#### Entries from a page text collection
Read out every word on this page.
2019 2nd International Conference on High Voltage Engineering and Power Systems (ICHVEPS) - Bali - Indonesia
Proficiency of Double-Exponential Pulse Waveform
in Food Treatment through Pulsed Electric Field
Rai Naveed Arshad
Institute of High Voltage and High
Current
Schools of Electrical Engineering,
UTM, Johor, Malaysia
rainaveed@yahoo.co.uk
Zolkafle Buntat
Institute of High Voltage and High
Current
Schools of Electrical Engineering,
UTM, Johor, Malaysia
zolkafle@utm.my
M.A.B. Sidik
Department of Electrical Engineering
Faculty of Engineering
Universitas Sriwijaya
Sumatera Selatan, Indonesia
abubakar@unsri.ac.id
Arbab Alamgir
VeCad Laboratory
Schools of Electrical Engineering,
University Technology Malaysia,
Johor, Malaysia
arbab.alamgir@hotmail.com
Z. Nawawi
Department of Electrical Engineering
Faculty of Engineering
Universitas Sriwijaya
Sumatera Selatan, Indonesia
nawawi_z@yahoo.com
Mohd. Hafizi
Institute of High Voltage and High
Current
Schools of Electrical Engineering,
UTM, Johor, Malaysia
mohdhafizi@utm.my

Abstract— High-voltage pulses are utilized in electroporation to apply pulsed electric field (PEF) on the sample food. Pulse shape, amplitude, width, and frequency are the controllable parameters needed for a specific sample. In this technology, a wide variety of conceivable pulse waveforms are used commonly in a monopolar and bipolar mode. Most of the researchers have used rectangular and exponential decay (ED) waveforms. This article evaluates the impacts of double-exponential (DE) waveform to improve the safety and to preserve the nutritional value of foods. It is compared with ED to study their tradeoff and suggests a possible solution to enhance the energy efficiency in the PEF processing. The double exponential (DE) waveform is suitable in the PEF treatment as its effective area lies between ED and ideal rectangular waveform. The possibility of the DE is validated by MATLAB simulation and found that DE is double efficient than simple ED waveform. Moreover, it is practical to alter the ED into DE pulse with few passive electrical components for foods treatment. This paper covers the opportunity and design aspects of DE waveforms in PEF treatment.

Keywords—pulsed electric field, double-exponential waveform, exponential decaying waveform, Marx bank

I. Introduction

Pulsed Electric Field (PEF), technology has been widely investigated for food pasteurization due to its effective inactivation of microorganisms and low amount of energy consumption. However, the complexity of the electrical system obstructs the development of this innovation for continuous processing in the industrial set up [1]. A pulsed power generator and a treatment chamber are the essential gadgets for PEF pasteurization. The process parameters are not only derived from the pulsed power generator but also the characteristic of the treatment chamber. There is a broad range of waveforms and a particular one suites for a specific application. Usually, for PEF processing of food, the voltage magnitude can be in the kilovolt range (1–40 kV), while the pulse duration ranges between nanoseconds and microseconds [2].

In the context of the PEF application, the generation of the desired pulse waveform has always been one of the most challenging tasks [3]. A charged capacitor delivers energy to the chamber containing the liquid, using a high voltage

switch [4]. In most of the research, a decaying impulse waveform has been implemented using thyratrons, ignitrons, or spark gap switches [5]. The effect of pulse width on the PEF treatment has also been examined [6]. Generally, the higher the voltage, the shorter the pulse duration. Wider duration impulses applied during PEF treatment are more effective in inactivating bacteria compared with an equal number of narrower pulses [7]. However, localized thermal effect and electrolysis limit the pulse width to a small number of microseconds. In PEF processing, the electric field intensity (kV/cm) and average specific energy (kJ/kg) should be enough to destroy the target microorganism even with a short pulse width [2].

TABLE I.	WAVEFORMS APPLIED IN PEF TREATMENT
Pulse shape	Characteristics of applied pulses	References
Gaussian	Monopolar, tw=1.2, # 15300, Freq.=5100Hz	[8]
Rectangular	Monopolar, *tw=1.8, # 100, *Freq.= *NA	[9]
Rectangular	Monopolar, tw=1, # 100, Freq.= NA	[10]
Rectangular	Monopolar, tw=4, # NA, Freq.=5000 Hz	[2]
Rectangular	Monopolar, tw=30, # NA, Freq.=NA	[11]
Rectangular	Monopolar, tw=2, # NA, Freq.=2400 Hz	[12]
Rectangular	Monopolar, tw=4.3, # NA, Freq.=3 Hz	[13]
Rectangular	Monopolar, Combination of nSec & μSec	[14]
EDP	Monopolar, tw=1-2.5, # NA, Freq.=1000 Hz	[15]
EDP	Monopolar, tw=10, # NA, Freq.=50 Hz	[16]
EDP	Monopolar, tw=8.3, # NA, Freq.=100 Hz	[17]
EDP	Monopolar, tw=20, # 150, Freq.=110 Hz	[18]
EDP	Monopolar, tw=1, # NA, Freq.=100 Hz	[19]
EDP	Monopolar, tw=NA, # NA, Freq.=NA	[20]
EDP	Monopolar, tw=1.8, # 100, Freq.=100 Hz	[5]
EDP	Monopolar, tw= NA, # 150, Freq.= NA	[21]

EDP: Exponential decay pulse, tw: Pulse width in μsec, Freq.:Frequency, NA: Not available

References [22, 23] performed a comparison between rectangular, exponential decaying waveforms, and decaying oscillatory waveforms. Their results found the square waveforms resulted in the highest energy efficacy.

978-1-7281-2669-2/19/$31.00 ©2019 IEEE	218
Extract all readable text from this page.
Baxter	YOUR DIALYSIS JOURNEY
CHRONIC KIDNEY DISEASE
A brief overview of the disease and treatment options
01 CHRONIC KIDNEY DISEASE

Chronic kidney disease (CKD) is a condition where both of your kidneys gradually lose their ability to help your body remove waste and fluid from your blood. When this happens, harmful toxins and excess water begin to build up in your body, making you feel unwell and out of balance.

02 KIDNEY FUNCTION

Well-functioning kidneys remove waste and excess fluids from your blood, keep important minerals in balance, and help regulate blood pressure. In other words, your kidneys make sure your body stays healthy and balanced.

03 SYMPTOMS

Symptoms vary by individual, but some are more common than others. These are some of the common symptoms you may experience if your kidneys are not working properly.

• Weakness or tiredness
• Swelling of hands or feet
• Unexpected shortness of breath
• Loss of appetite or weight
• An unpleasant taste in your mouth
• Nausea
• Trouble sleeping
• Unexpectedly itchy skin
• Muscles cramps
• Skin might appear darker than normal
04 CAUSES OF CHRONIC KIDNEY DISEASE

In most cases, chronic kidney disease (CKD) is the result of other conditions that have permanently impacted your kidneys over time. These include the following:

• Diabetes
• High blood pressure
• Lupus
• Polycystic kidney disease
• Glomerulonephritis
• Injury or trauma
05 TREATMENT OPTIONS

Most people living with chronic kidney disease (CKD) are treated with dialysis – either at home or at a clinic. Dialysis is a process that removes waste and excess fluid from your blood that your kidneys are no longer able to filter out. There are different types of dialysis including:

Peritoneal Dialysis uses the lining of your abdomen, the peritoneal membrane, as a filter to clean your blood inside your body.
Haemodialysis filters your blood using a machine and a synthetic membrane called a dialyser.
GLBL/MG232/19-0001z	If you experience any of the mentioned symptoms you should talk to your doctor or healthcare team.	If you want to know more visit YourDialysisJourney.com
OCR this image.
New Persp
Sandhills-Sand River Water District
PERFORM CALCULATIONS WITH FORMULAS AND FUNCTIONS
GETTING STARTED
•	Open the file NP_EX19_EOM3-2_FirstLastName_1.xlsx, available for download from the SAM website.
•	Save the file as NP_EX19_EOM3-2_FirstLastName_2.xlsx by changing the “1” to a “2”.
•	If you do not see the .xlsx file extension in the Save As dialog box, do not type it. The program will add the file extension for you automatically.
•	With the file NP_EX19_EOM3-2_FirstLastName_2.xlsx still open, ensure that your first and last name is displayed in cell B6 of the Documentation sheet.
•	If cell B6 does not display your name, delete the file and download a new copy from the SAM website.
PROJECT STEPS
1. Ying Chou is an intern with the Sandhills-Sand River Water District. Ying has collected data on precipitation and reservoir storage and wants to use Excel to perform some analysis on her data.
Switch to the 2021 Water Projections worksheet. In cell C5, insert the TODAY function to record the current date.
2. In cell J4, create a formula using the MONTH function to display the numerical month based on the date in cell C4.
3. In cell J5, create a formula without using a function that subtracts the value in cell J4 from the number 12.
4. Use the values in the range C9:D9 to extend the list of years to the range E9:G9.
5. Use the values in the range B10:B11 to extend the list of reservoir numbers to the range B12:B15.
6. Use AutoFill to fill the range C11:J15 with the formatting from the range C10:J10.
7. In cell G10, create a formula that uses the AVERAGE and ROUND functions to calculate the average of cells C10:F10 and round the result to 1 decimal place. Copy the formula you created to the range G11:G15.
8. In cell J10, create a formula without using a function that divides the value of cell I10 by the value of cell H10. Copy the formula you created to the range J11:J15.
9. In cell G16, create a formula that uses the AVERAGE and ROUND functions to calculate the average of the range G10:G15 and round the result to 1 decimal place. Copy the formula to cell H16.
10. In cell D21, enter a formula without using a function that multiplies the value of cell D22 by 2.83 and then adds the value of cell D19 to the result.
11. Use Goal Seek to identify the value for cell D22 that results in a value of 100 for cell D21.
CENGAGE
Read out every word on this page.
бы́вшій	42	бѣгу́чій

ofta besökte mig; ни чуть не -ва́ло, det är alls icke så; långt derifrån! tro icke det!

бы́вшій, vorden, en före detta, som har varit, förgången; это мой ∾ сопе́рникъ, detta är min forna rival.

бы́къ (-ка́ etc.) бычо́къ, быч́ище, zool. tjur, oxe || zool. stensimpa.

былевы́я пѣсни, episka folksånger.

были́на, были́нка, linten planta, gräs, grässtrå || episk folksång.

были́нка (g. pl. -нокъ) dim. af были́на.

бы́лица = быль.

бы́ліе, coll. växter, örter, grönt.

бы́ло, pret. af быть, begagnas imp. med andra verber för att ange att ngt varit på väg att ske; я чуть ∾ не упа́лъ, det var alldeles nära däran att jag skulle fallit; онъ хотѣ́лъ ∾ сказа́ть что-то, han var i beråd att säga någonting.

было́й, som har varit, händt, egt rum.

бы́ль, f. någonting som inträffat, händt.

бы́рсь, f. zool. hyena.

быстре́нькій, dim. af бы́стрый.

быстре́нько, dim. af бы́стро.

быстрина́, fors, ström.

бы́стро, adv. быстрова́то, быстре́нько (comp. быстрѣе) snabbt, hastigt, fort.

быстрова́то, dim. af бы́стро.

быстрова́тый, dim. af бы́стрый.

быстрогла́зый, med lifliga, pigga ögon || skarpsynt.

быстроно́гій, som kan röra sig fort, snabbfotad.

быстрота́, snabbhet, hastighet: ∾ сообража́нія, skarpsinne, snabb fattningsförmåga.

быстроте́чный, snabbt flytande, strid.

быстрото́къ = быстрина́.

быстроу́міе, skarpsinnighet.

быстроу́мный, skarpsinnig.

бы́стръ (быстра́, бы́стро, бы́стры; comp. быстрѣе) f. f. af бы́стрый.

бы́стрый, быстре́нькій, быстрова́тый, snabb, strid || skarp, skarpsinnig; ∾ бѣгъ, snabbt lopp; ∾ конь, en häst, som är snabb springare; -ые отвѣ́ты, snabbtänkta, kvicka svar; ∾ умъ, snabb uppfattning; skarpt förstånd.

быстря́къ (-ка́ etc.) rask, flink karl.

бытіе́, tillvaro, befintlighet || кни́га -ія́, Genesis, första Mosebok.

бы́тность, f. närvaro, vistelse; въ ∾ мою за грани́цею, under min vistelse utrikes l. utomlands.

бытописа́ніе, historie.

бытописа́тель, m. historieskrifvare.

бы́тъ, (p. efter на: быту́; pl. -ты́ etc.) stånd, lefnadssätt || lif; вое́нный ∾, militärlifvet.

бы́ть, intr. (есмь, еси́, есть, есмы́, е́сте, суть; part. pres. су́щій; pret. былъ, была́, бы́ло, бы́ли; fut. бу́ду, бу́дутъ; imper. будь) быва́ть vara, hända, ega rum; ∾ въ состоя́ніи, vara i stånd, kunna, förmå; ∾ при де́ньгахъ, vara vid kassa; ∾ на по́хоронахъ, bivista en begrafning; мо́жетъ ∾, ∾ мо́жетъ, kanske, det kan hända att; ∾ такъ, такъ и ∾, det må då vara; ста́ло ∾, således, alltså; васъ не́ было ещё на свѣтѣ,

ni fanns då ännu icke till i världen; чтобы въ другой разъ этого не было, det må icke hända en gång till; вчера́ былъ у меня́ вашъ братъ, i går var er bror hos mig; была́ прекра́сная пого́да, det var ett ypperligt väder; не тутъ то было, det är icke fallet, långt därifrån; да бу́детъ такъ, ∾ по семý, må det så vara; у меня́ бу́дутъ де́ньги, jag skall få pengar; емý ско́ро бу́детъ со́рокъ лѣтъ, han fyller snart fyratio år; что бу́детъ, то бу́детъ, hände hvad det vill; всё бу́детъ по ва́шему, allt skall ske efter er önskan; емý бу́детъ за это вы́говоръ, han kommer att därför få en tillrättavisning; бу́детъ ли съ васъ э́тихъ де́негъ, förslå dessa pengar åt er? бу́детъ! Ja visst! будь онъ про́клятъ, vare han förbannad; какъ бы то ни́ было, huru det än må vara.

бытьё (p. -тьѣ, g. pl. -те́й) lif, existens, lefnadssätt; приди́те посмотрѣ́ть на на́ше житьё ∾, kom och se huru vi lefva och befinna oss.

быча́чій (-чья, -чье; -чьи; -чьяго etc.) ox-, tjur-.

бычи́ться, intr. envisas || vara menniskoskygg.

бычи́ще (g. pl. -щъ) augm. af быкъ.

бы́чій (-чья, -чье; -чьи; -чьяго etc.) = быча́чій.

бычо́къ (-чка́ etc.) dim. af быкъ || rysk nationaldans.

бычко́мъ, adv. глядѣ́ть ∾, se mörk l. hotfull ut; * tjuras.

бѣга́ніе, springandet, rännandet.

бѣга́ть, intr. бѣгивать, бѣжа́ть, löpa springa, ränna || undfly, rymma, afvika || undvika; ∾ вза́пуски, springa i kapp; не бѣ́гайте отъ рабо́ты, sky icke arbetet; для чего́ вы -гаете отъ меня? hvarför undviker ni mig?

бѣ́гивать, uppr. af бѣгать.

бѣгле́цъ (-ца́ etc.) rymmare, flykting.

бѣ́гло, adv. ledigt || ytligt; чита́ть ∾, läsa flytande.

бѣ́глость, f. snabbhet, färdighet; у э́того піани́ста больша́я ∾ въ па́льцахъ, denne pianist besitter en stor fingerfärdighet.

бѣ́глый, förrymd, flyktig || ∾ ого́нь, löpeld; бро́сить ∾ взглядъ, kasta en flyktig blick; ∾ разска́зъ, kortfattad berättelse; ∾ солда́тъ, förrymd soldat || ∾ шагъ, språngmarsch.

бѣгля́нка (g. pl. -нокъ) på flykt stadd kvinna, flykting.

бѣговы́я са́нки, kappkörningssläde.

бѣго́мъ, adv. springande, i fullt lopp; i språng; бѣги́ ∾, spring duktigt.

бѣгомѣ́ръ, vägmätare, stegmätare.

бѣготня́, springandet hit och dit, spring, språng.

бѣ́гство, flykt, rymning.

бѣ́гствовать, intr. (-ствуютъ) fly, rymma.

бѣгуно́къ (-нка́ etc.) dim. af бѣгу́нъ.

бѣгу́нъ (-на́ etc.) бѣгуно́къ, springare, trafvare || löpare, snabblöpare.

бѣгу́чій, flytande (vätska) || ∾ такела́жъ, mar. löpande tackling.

#### TASK GOAL
Count the lines above that contain the word "body", and reply with only that number.

#### RESULT
3